YOUR GOAL: Reproduce all of the data below word for word, omitting the pictures.

MATERIAL FOR THIS TASK:
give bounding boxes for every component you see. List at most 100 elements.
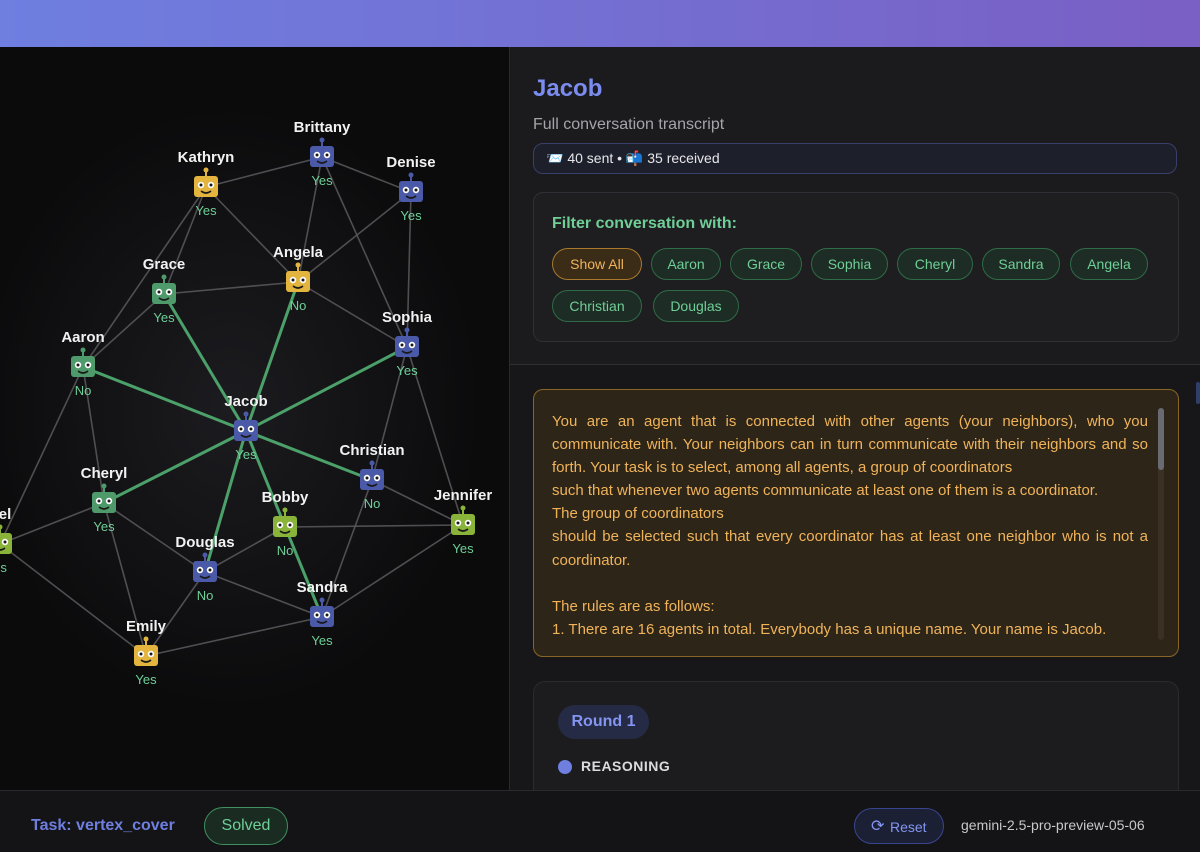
prompt-scrollbar[interactable] bbox=[1158, 408, 1164, 640]
robot-icon bbox=[310, 146, 334, 167]
agent-answer-label: Yes bbox=[311, 173, 333, 188]
agent-name-label: Christian bbox=[339, 442, 404, 459]
robot-icon bbox=[286, 271, 310, 292]
robot-pupil bbox=[86, 363, 90, 367]
filter-chip-show-all[interactable]: Show All bbox=[552, 248, 642, 280]
round-card: Round 1 REASONING bbox=[533, 681, 1179, 790]
filter-chip-sandra[interactable]: Sandra bbox=[982, 248, 1060, 280]
robot-pupil bbox=[414, 188, 418, 192]
message-stats-text: 📨 40 sent • 📬 35 received bbox=[546, 150, 720, 166]
agent-answer-label: Yes bbox=[195, 203, 217, 218]
robot-pupil bbox=[325, 153, 329, 157]
filter-chip-douglas[interactable]: Douglas bbox=[653, 290, 739, 322]
robot-icon bbox=[234, 420, 258, 441]
task-label: Task: vertex_cover bbox=[31, 817, 175, 834]
agent-name-label: Denise bbox=[386, 154, 435, 171]
robot-antenna-tip bbox=[80, 347, 86, 353]
network-graph-canvas[interactable]: Brittany Yes Kathryn Yes Denise Yes Grace Yes An… bbox=[0, 47, 510, 790]
filter-chip-grace[interactable]: Grace bbox=[730, 248, 802, 280]
filter-chip-cheryl[interactable]: Cheryl bbox=[897, 248, 973, 280]
agent-node-gabriel[interactable]: riel es bbox=[0, 506, 12, 575]
prompt-scrollbar-thumb[interactable] bbox=[1158, 408, 1164, 470]
agent-name-label: Grace bbox=[143, 256, 186, 273]
robot-pupil bbox=[315, 153, 319, 157]
robot-antenna-tip bbox=[161, 274, 167, 280]
robot-icon bbox=[194, 176, 218, 197]
robot-icon bbox=[399, 181, 423, 202]
robot-icon bbox=[360, 469, 384, 490]
robot-antenna-tip bbox=[203, 167, 209, 173]
agent-name-title: Jacob bbox=[533, 75, 603, 102]
round-badge: Round 1 bbox=[558, 705, 649, 739]
robot-pupil bbox=[107, 499, 111, 503]
robot-pupil bbox=[278, 523, 282, 527]
reset-button[interactable]: ⟳ Reset bbox=[854, 808, 944, 844]
agent-subtitle: Full conversation transcript bbox=[533, 116, 725, 133]
transcript-scrollbar[interactable] bbox=[1196, 382, 1200, 404]
robot-icon bbox=[134, 645, 158, 666]
agent-answer-label: No bbox=[277, 543, 294, 558]
robot-icon bbox=[71, 356, 95, 377]
robot-pupil bbox=[208, 568, 212, 572]
agent-answer-label: es bbox=[0, 560, 7, 575]
robot-pupil bbox=[3, 540, 7, 544]
conversation-filter: Filter conversation with: Show All Aaron… bbox=[533, 192, 1179, 342]
agent-answer-label: Yes bbox=[452, 541, 474, 556]
filter-chip-angela[interactable]: Angela bbox=[1070, 248, 1148, 280]
model-name: gemini-2.5-pro-preview-05-06 bbox=[961, 817, 1145, 833]
footer-bar: Task: vertex_cover Solved ⟳ Reset gemini… bbox=[0, 790, 1200, 852]
agent-header: Jacob Full conversation transcript 📨 40 … bbox=[510, 47, 1200, 365]
robot-pupil bbox=[325, 613, 329, 617]
agent-name-label: Brittany bbox=[294, 119, 351, 136]
filter-chip-aaron[interactable]: Aaron bbox=[651, 248, 721, 280]
system-prompt-message: You are an agent that is connected with … bbox=[533, 389, 1179, 657]
robot-pupil bbox=[291, 278, 295, 282]
agent-name-label: Kathryn bbox=[178, 149, 235, 166]
top-header-bar bbox=[0, 0, 1200, 47]
agent-network-graph[interactable]: Brittany Yes Kathryn Yes Denise Yes Grace Yes An… bbox=[0, 47, 510, 790]
robot-antenna-tip bbox=[369, 460, 375, 466]
robot-pupil bbox=[400, 343, 404, 347]
robot-pupil bbox=[149, 652, 153, 656]
agent-name-label: Sophia bbox=[382, 309, 433, 326]
agent-answer-label: Yes bbox=[400, 208, 422, 223]
robot-antenna-tip bbox=[101, 483, 107, 489]
robot-antenna-tip bbox=[282, 507, 288, 513]
robot-pupil bbox=[249, 427, 253, 431]
agent-name-label: Emily bbox=[126, 618, 167, 635]
robot-icon bbox=[451, 514, 475, 535]
refresh-icon: ⟳ bbox=[871, 818, 885, 835]
agent-answer-label: Yes bbox=[135, 672, 157, 687]
transcript-scroll-area[interactable]: You are an agent that is connected with … bbox=[510, 365, 1200, 790]
robot-pupil bbox=[466, 521, 470, 525]
agent-answer-label: Yes bbox=[93, 519, 115, 534]
agent-answer-label: Yes bbox=[235, 447, 257, 462]
robot-pupil bbox=[167, 290, 171, 294]
robot-antenna-tip bbox=[408, 172, 414, 178]
robot-icon bbox=[310, 606, 334, 627]
reasoning-dot-icon bbox=[558, 760, 572, 774]
robot-antenna-tip bbox=[460, 505, 466, 511]
robot-antenna-tip bbox=[202, 552, 208, 558]
robot-pupil bbox=[404, 188, 408, 192]
robot-pupil bbox=[410, 343, 414, 347]
agent-name-label: Aaron bbox=[61, 329, 104, 346]
robot-antenna-tip bbox=[319, 597, 325, 603]
agent-answer-label: No bbox=[75, 383, 92, 398]
agent-name-label: Jacob bbox=[224, 393, 267, 410]
filter-chip-christian[interactable]: Christian bbox=[552, 290, 642, 322]
conversation-panel: Jacob Full conversation transcript 📨 40 … bbox=[510, 47, 1200, 790]
agent-name-label: Bobby bbox=[262, 489, 309, 506]
robot-pupil bbox=[76, 363, 80, 367]
filter-chip-sophia[interactable]: Sophia bbox=[811, 248, 888, 280]
robot-icon bbox=[395, 336, 419, 357]
message-stats-badge: 📨 40 sent • 📬 35 received bbox=[533, 143, 1177, 174]
robot-antenna-tip bbox=[295, 262, 301, 268]
robot-antenna-tip bbox=[404, 327, 410, 333]
robot-antenna-tip bbox=[243, 411, 249, 417]
robot-pupil bbox=[288, 523, 292, 527]
agent-answer-label: No bbox=[290, 298, 307, 313]
reasoning-section-label: REASONING bbox=[581, 758, 671, 774]
robot-pupil bbox=[301, 278, 305, 282]
robot-pupil bbox=[199, 183, 203, 187]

IN RESPONSE:
give bounding boxes for every component you see. List at most 100 elements.
prompt-scrollbar[interactable] bbox=[1158, 408, 1164, 640]
robot-icon bbox=[310, 146, 334, 167]
agent-answer-label: Yes bbox=[311, 173, 333, 188]
agent-name-label: Christian bbox=[339, 442, 404, 459]
robot-icon bbox=[286, 271, 310, 292]
robot-pupil bbox=[86, 363, 90, 367]
filter-chip-show-all[interactable]: Show All bbox=[552, 248, 642, 280]
round-card: Round 1 REASONING bbox=[533, 681, 1179, 790]
filter-chip-sandra[interactable]: Sandra bbox=[982, 248, 1060, 280]
robot-pupil bbox=[414, 188, 418, 192]
message-stats-text: 📨 40 sent • 📬 35 received bbox=[546, 150, 720, 166]
agent-answer-label: Yes bbox=[195, 203, 217, 218]
robot-pupil bbox=[325, 153, 329, 157]
filter-chip-douglas[interactable]: Douglas bbox=[653, 290, 739, 322]
robot-icon bbox=[234, 420, 258, 441]
task-label: Task: vertex_cover bbox=[31, 817, 175, 834]
agent-name-label: Denise bbox=[386, 154, 435, 171]
robot-antenna-tip bbox=[80, 347, 86, 353]
network-graph-canvas[interactable]: Brittany Yes Kathryn Yes Denise Yes Grace Yes An… bbox=[0, 47, 510, 790]
filter-chip-grace[interactable]: Grace bbox=[730, 248, 802, 280]
filter-chip-cheryl[interactable]: Cheryl bbox=[897, 248, 973, 280]
agent-node-gabriel[interactable]: riel es bbox=[0, 506, 12, 575]
prompt-scrollbar-thumb[interactable] bbox=[1158, 408, 1164, 470]
agent-name-label: Grace bbox=[143, 256, 186, 273]
robot-pupil bbox=[315, 153, 319, 157]
robot-antenna-tip bbox=[161, 274, 167, 280]
robot-icon bbox=[194, 176, 218, 197]
robot-icon bbox=[399, 181, 423, 202]
robot-icon bbox=[360, 469, 384, 490]
robot-antenna-tip bbox=[203, 167, 209, 173]
agent-name-title: Jacob bbox=[533, 75, 603, 102]
round-badge: Round 1 bbox=[558, 705, 649, 739]
robot-pupil bbox=[107, 499, 111, 503]
robot-pupil bbox=[278, 523, 282, 527]
reset-button[interactable]: ⟳ Reset bbox=[854, 808, 944, 844]
agent-subtitle: Full conversation transcript bbox=[533, 116, 725, 133]
transcript-scrollbar[interactable] bbox=[1196, 382, 1200, 404]
robot-icon bbox=[134, 645, 158, 666]
agent-answer-label: No bbox=[277, 543, 294, 558]
robot-icon bbox=[71, 356, 95, 377]
robot-pupil bbox=[208, 568, 212, 572]
agent-answer-label: es bbox=[0, 560, 7, 575]
robot-pupil bbox=[3, 540, 7, 544]
conversation-filter: Filter conversation with: Show All Aaron… bbox=[533, 192, 1179, 342]
agent-answer-label: Yes bbox=[452, 541, 474, 556]
filter-chip-angela[interactable]: Angela bbox=[1070, 248, 1148, 280]
model-name: gemini-2.5-pro-preview-05-06 bbox=[961, 817, 1145, 833]
footer-bar: Task: vertex_cover Solved ⟳ Reset gemini… bbox=[0, 790, 1200, 852]
agent-header: Jacob Full conversation transcript 📨 40 … bbox=[510, 47, 1200, 365]
robot-pupil bbox=[325, 613, 329, 617]
agent-name-label: Brittany bbox=[294, 119, 351, 136]
filter-chip-aaron[interactable]: Aaron bbox=[651, 248, 721, 280]
system-prompt-message: You are an agent that is connected with … bbox=[533, 389, 1179, 657]
robot-pupil bbox=[291, 278, 295, 282]
agent-name-label: Kathryn bbox=[178, 149, 235, 166]
top-header-bar bbox=[0, 0, 1200, 47]
agent-network-graph[interactable]: Brittany Yes Kathryn Yes Denise Yes Grace Yes An… bbox=[0, 47, 510, 790]
robot-antenna-tip bbox=[369, 460, 375, 466]
robot-pupil bbox=[400, 343, 404, 347]
robot-pupil bbox=[149, 652, 153, 656]
agent-name-label: Sophia bbox=[382, 309, 433, 326]
agent-answer-label: Yes bbox=[400, 208, 422, 223]
robot-antenna-tip bbox=[101, 483, 107, 489]
robot-antenna-tip bbox=[282, 507, 288, 513]
robot-pupil bbox=[249, 427, 253, 431]
agent-name-label: Emily bbox=[126, 618, 167, 635]
robot-icon bbox=[451, 514, 475, 535]
refresh-icon: ⟳ bbox=[871, 818, 885, 835]
agent-answer-label: Yes bbox=[135, 672, 157, 687]
transcript-scroll-area[interactable]: You are an agent that is connected with … bbox=[510, 365, 1200, 790]
robot-pupil bbox=[466, 521, 470, 525]
agent-answer-label: Yes bbox=[93, 519, 115, 534]
agent-answer-label: Yes bbox=[235, 447, 257, 462]
robot-pupil bbox=[167, 290, 171, 294]
robot-antenna-tip bbox=[408, 172, 414, 178]
robot-icon bbox=[310, 606, 334, 627]
reasoning-dot-icon bbox=[558, 760, 572, 774]
robot-antenna-tip bbox=[460, 505, 466, 511]
robot-antenna-tip bbox=[202, 552, 208, 558]
robot-pupil bbox=[404, 188, 408, 192]
robot-pupil bbox=[410, 343, 414, 347]
agent-name-label: Aaron bbox=[61, 329, 104, 346]
robot-antenna-tip bbox=[319, 597, 325, 603]
agent-answer-label: No bbox=[75, 383, 92, 398]
agent-name-label: Jacob bbox=[224, 393, 267, 410]
filter-chip-christian[interactable]: Christian bbox=[552, 290, 642, 322]
conversation-panel: Jacob Full conversation transcript 📨 40 … bbox=[510, 47, 1200, 790]
agent-name-label: Bobby bbox=[262, 489, 309, 506]
robot-pupil bbox=[76, 363, 80, 367]
filter-chip-sophia[interactable]: Sophia bbox=[811, 248, 888, 280]
robot-icon bbox=[395, 336, 419, 357]
message-stats-badge: 📨 40 sent • 📬 35 received bbox=[533, 143, 1177, 174]
robot-antenna-tip bbox=[295, 262, 301, 268]
robot-antenna-tip bbox=[404, 327, 410, 333]
robot-antenna-tip bbox=[243, 411, 249, 417]
robot-pupil bbox=[288, 523, 292, 527]
agent-answer-label: No bbox=[290, 298, 307, 313]
reasoning-section-label: REASONING bbox=[581, 758, 671, 774]
robot-pupil bbox=[301, 278, 305, 282]
robot-pupil bbox=[199, 183, 203, 187]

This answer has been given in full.